** start **
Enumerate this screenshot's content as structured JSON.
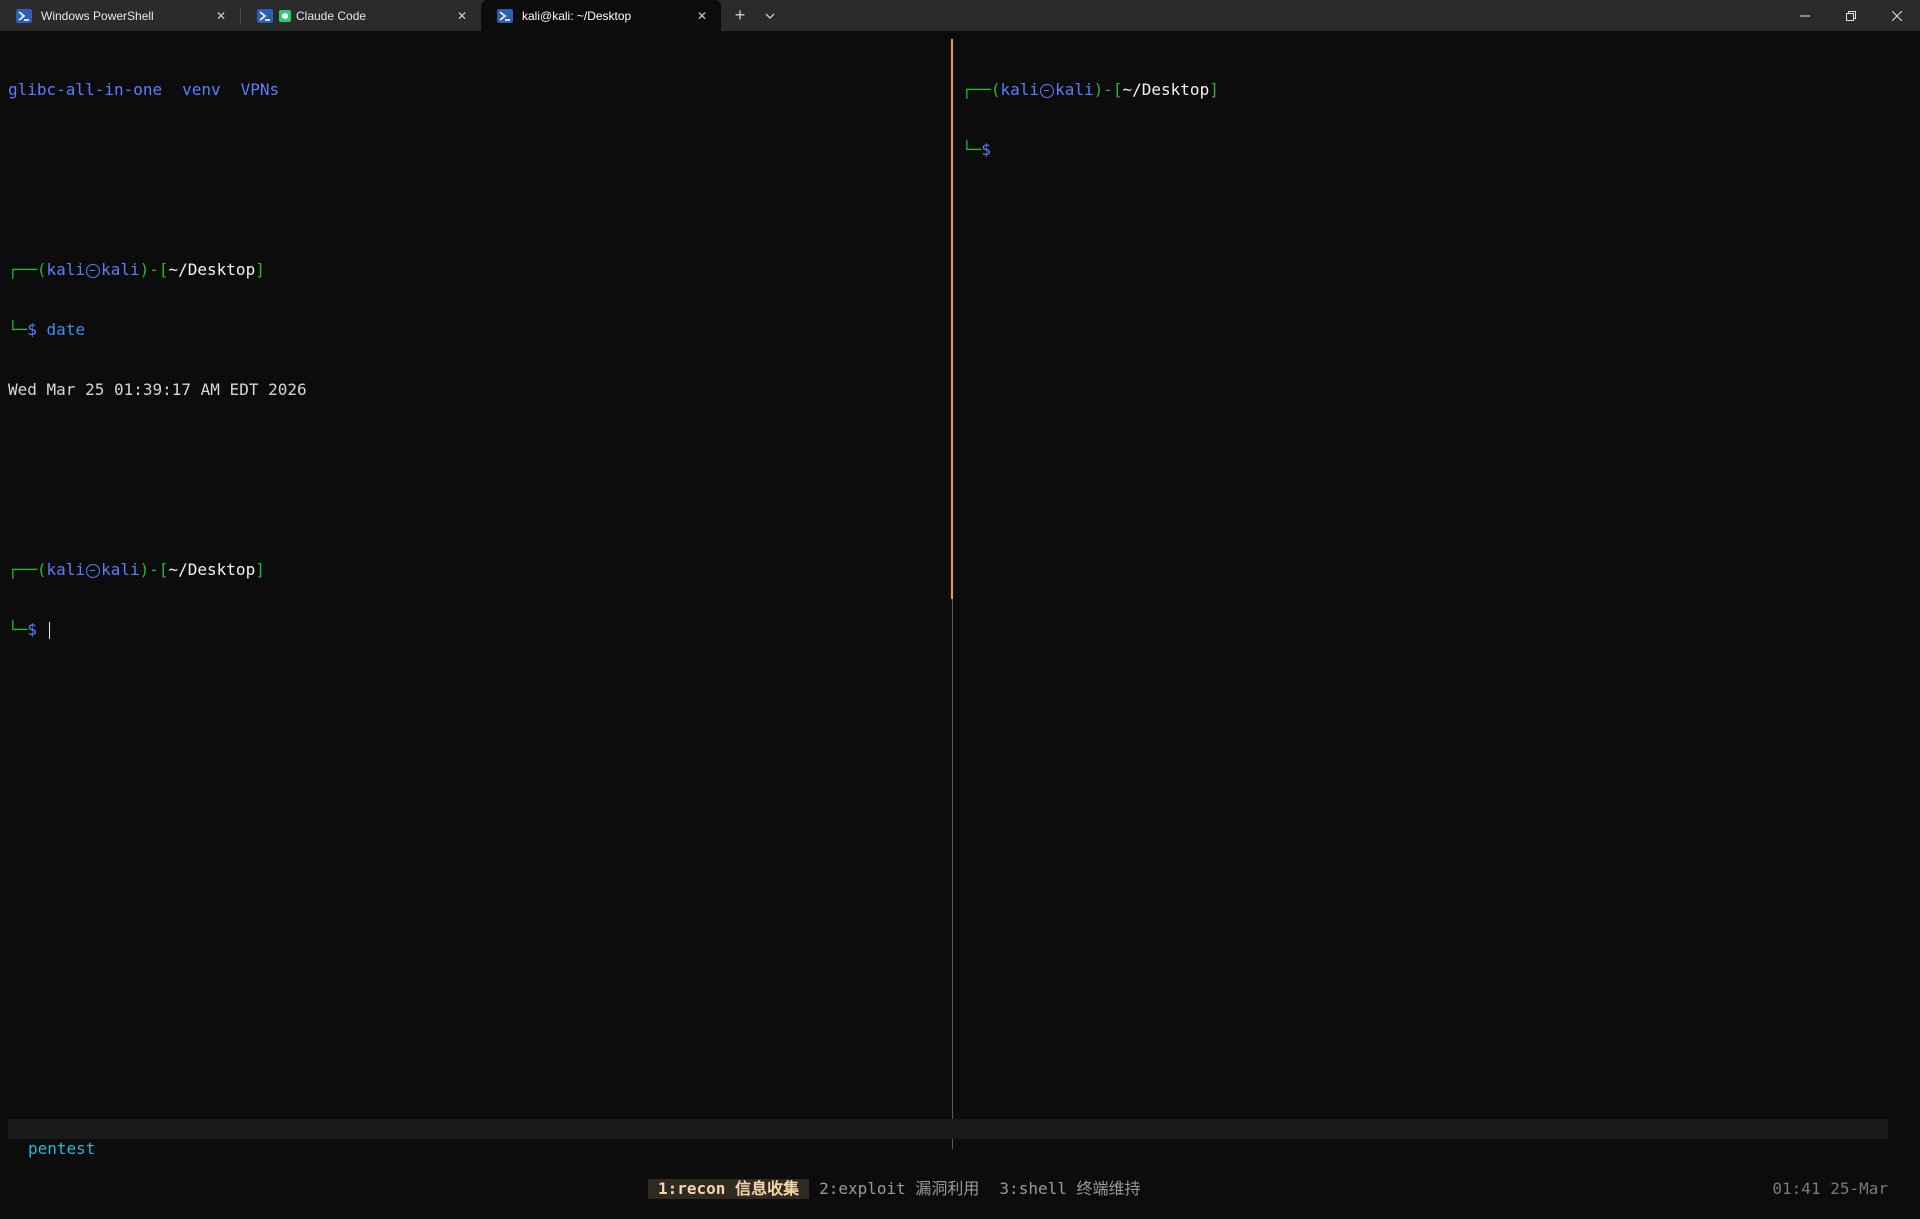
{
  "tabs": [
    {
      "label": "Windows PowerShell",
      "icon": "powershell-icon",
      "active": false
    },
    {
      "label": "Claude Code",
      "icon": "claude-icon",
      "active": false
    },
    {
      "label": "kali@kali: ~/Desktop",
      "icon": "powershell-icon",
      "active": true
    }
  ],
  "tab_actions": {
    "new_tab": "+",
    "dropdown": "⌄"
  },
  "window_controls": {
    "minimize": "—",
    "restore": "❐",
    "close": "✕"
  },
  "left_pane": {
    "ls_items": [
      "glibc-all-in-one",
      "venv",
      "VPNs"
    ],
    "prompt_user": "kali",
    "prompt_host": "kali",
    "prompt_path": "~/Desktop",
    "prompt_dollar": "$",
    "command": "date",
    "output": "Wed Mar 25 01:39:17 AM EDT 2026"
  },
  "right_pane": {
    "prompt_user": "kali",
    "prompt_host": "kali",
    "prompt_path": "~/Desktop",
    "prompt_dollar": "$"
  },
  "status_bar": {
    "session": "pentest",
    "windows": [
      {
        "label": "1:recon 信息收集",
        "current": true
      },
      {
        "label": "2:exploit 漏洞利用",
        "current": false
      },
      {
        "label": "3:shell 终端维持",
        "current": false
      }
    ],
    "clock": "01:41 25-Mar"
  },
  "colors": {
    "background": "#0c0c0c",
    "prompt_green": "#26b82f",
    "prompt_blue": "#5b7dff",
    "active_pane_border": "#f29d3a"
  }
}
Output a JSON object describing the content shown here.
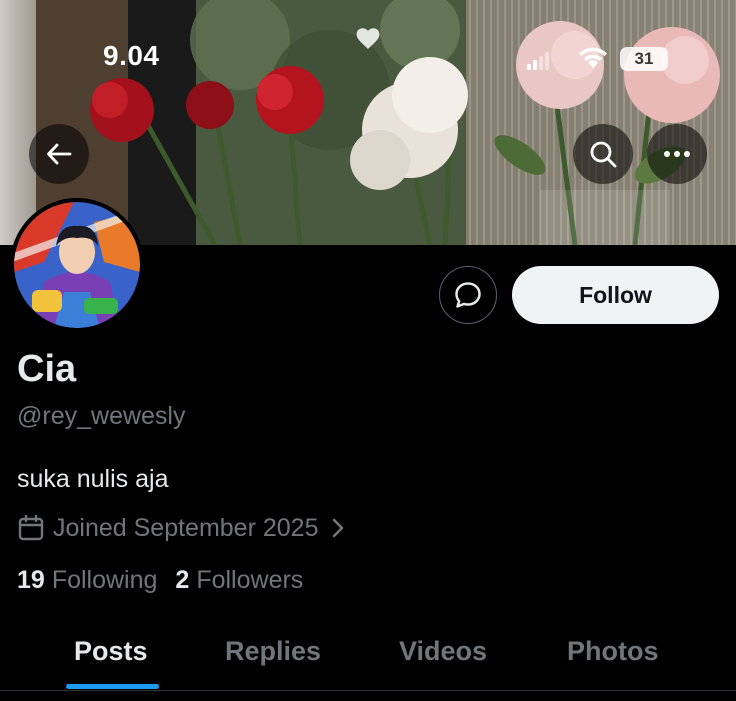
{
  "status_bar": {
    "time": "9.04",
    "battery": "31"
  },
  "profile": {
    "display_name": "Cia",
    "handle": "@rey_wewesly",
    "bio": "suka nulis aja",
    "joined": "Joined September 2025",
    "following_count": "19",
    "following_label": "Following",
    "followers_count": "2",
    "followers_label": "Followers"
  },
  "actions": {
    "follow_label": "Follow"
  },
  "tabs": [
    {
      "label": "Posts",
      "active": true
    },
    {
      "label": "Replies",
      "active": false
    },
    {
      "label": "Videos",
      "active": false
    },
    {
      "label": "Photos",
      "active": false
    }
  ],
  "icons": {
    "back": "arrow-left-icon",
    "search": "search-icon",
    "more": "more-horizontal-icon",
    "message": "chat-bubble-icon",
    "calendar": "calendar-icon",
    "chevron": "chevron-right-icon",
    "heart": "heart-icon",
    "signal": "signal-icon",
    "wifi": "wifi-icon"
  },
  "colors": {
    "background": "#000000",
    "primary_text": "#e7e9ea",
    "secondary_text": "#71767b",
    "accent": "#1d9bf0",
    "follow_button_bg": "#eff3f4"
  }
}
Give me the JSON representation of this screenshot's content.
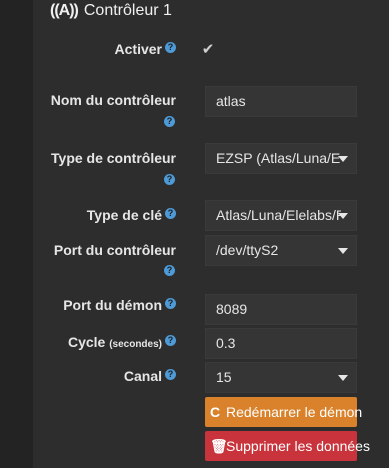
{
  "header": {
    "title": "Contrôleur 1",
    "icon": "broadcast-icon",
    "icon_glyph": "((A))"
  },
  "help_glyph": "?",
  "fields": {
    "enable": {
      "label": "Activer",
      "checked": true
    },
    "name": {
      "label": "Nom du contrôleur",
      "value": "atlas"
    },
    "type": {
      "label": "Type de contrôleur",
      "value": "EZSP (Atlas/Luna/Elelabs/Popp)"
    },
    "key_type": {
      "label": "Type de clé",
      "value": "Atlas/Luna/Elelabs/Popp"
    },
    "port": {
      "label": "Port du contrôleur",
      "value": "/dev/ttyS2"
    },
    "daemon_port": {
      "label": "Port du démon",
      "value": "8089"
    },
    "cycle": {
      "label": "Cycle",
      "label_small": "(secondes)",
      "value": "0.3"
    },
    "channel": {
      "label": "Canal",
      "value": "15"
    }
  },
  "buttons": {
    "restart": {
      "label": "Redémarrer le démon",
      "icon": "refresh-icon",
      "glyph": "C"
    },
    "delete": {
      "label": "Supprimer les données",
      "icon": "trash-icon",
      "glyph": "🗑"
    }
  },
  "colors": {
    "accent_help": "#4d9ad6",
    "restart": "#d9822b",
    "delete": "#c9333b"
  }
}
** end **
● Exercise objective
Find the lines above that contain the word "démon" and collect them.

● Solution
      "label": "Port du démon",
      "label": "Redémarrer le démon",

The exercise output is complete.